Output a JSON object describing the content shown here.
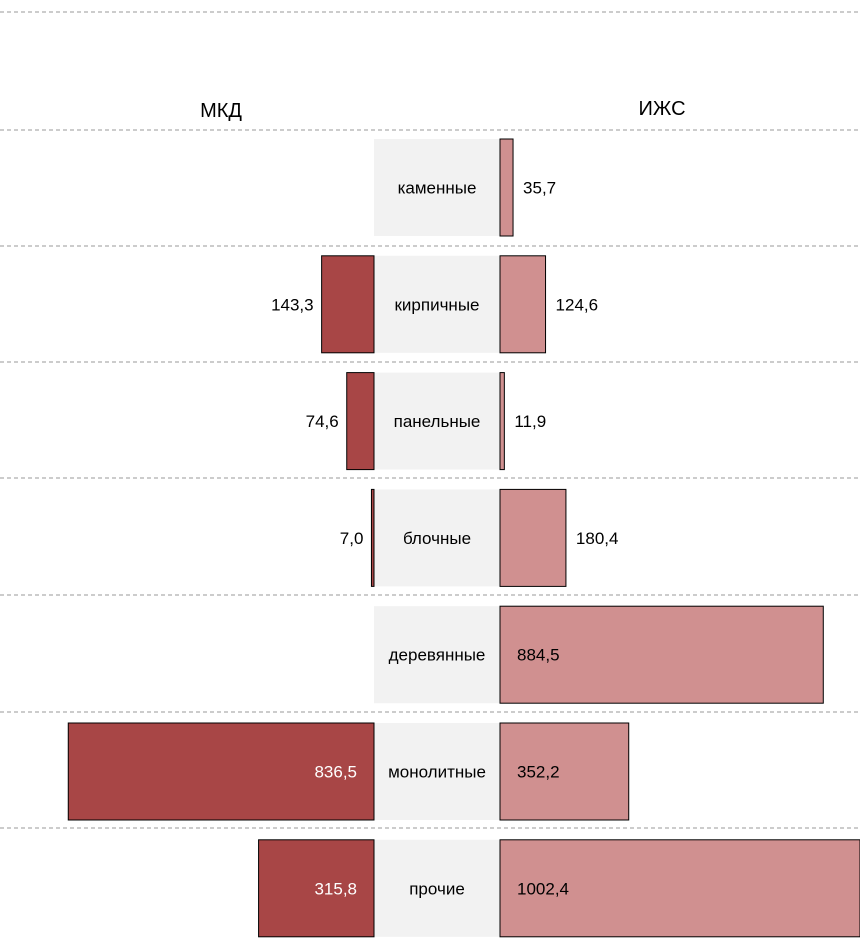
{
  "chart_data": {
    "type": "bar",
    "orientation": "horizontal-butterfly",
    "left_header": "МКД",
    "right_header": "ИЖС",
    "categories": [
      "каменные",
      "кирпичные",
      "панельные",
      "блочные",
      "деревянные",
      "монолитные",
      "прочие"
    ],
    "series": [
      {
        "name": "МКД",
        "side": "left",
        "color": "#A84646",
        "values": [
          null,
          143.3,
          74.6,
          7.0,
          null,
          836.5,
          315.8
        ],
        "labels": [
          "",
          "143,3",
          "74,6",
          "7,0",
          "",
          "836,5",
          "315,8"
        ]
      },
      {
        "name": "ИЖС",
        "side": "right",
        "color": "#D09090",
        "values": [
          35.7,
          124.6,
          11.9,
          180.4,
          884.5,
          352.2,
          1002.4
        ],
        "labels": [
          "35,7",
          "124,6",
          "11,9",
          "180,4",
          "884,5",
          "352,2",
          "1002,4"
        ]
      }
    ],
    "category_box_color": "#F2F2F2",
    "grid": "dashed horizontal separators",
    "legend": "none"
  }
}
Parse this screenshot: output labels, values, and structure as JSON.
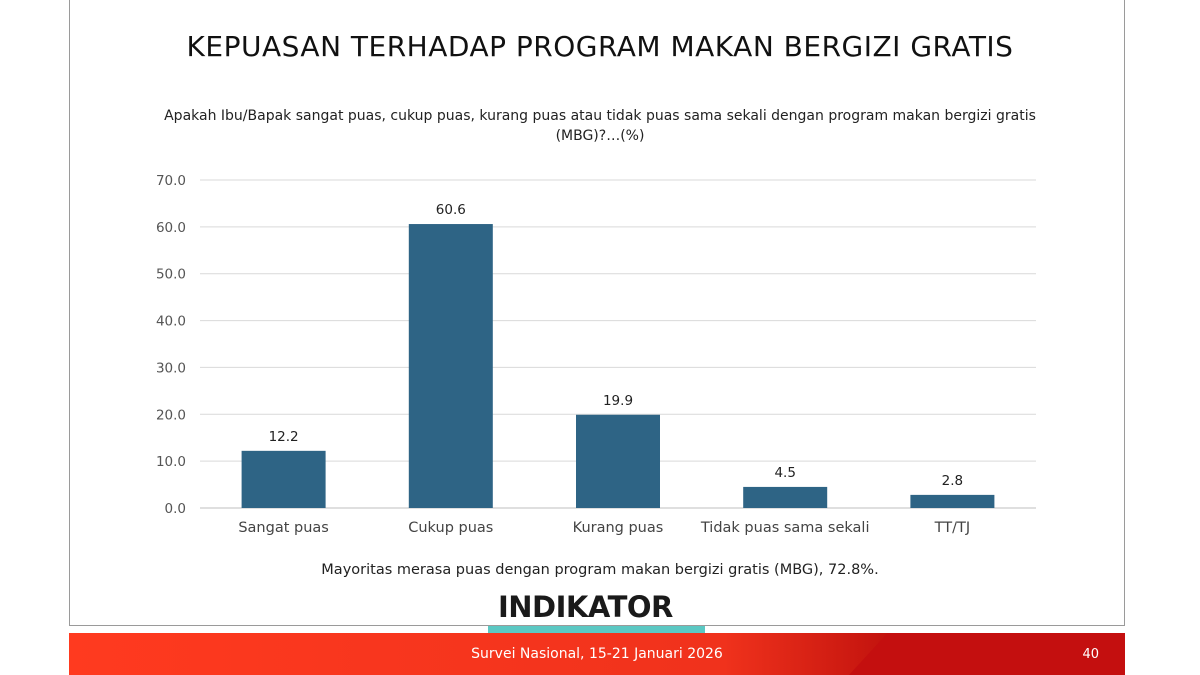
{
  "slide": {
    "title": "KEPUASAN TERHADAP PROGRAM MAKAN BERGIZI GRATIS",
    "subtitle": "Apakah Ibu/Bapak sangat puas, cukup puas, kurang puas atau tidak puas sama sekali dengan program makan bergizi gratis (MBG)?…(%)",
    "caption": "Mayoritas merasa puas dengan program makan bergizi gratis (MBG), 72.8%.",
    "logo_text": "INDIKATOR",
    "footer_text": "Survei Nasional, 15-21 Januari 2026",
    "page_number": "40"
  },
  "colors": {
    "bar": "#2e6485",
    "grid": "#d9d9d9",
    "footer_red": "#f0321c",
    "footer_dark": "#c40f0f",
    "logo_accent": "#5bc8c3"
  },
  "chart_data": {
    "type": "bar",
    "title": "KEPUASAN TERHADAP PROGRAM MAKAN BERGIZI GRATIS",
    "categories": [
      "Sangat puas",
      "Cukup puas",
      "Kurang puas",
      "Tidak puas sama sekali",
      "TT/TJ"
    ],
    "values": [
      12.2,
      60.6,
      19.9,
      4.5,
      2.8
    ],
    "data_labels": [
      "12.2",
      "60.6",
      "19.9",
      "4.5",
      "2.8"
    ],
    "ylim": [
      0,
      70
    ],
    "yticks": [
      "0.0",
      "10.0",
      "20.0",
      "30.0",
      "40.0",
      "50.0",
      "60.0",
      "70.0"
    ],
    "xlabel": "",
    "ylabel": "",
    "grid": true,
    "legend": "none"
  }
}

◆ Exercise: Copy out exactly the lines between the line that contains "Parse this screenshot: output" and the last line of the records, both ends included; leave out every picture.

◆ Solution:
Parse this screenshot: output labels, values, and structure as JSON.
{
  "slide": {
    "title": "KEPUASAN TERHADAP PROGRAM MAKAN BERGIZI GRATIS",
    "subtitle": "Apakah Ibu/Bapak sangat puas, cukup puas, kurang puas atau tidak puas sama sekali dengan program makan bergizi gratis (MBG)?…(%)",
    "caption": "Mayoritas merasa puas dengan program makan bergizi gratis (MBG), 72.8%.",
    "logo_text": "INDIKATOR",
    "footer_text": "Survei Nasional, 15-21 Januari 2026",
    "page_number": "40"
  },
  "colors": {
    "bar": "#2e6485",
    "grid": "#d9d9d9",
    "footer_red": "#f0321c",
    "footer_dark": "#c40f0f",
    "logo_accent": "#5bc8c3"
  },
  "chart_data": {
    "type": "bar",
    "title": "KEPUASAN TERHADAP PROGRAM MAKAN BERGIZI GRATIS",
    "categories": [
      "Sangat puas",
      "Cukup puas",
      "Kurang puas",
      "Tidak puas sama sekali",
      "TT/TJ"
    ],
    "values": [
      12.2,
      60.6,
      19.9,
      4.5,
      2.8
    ],
    "data_labels": [
      "12.2",
      "60.6",
      "19.9",
      "4.5",
      "2.8"
    ],
    "ylim": [
      0,
      70
    ],
    "yticks": [
      "0.0",
      "10.0",
      "20.0",
      "30.0",
      "40.0",
      "50.0",
      "60.0",
      "70.0"
    ],
    "xlabel": "",
    "ylabel": "",
    "grid": true,
    "legend": "none"
  }
}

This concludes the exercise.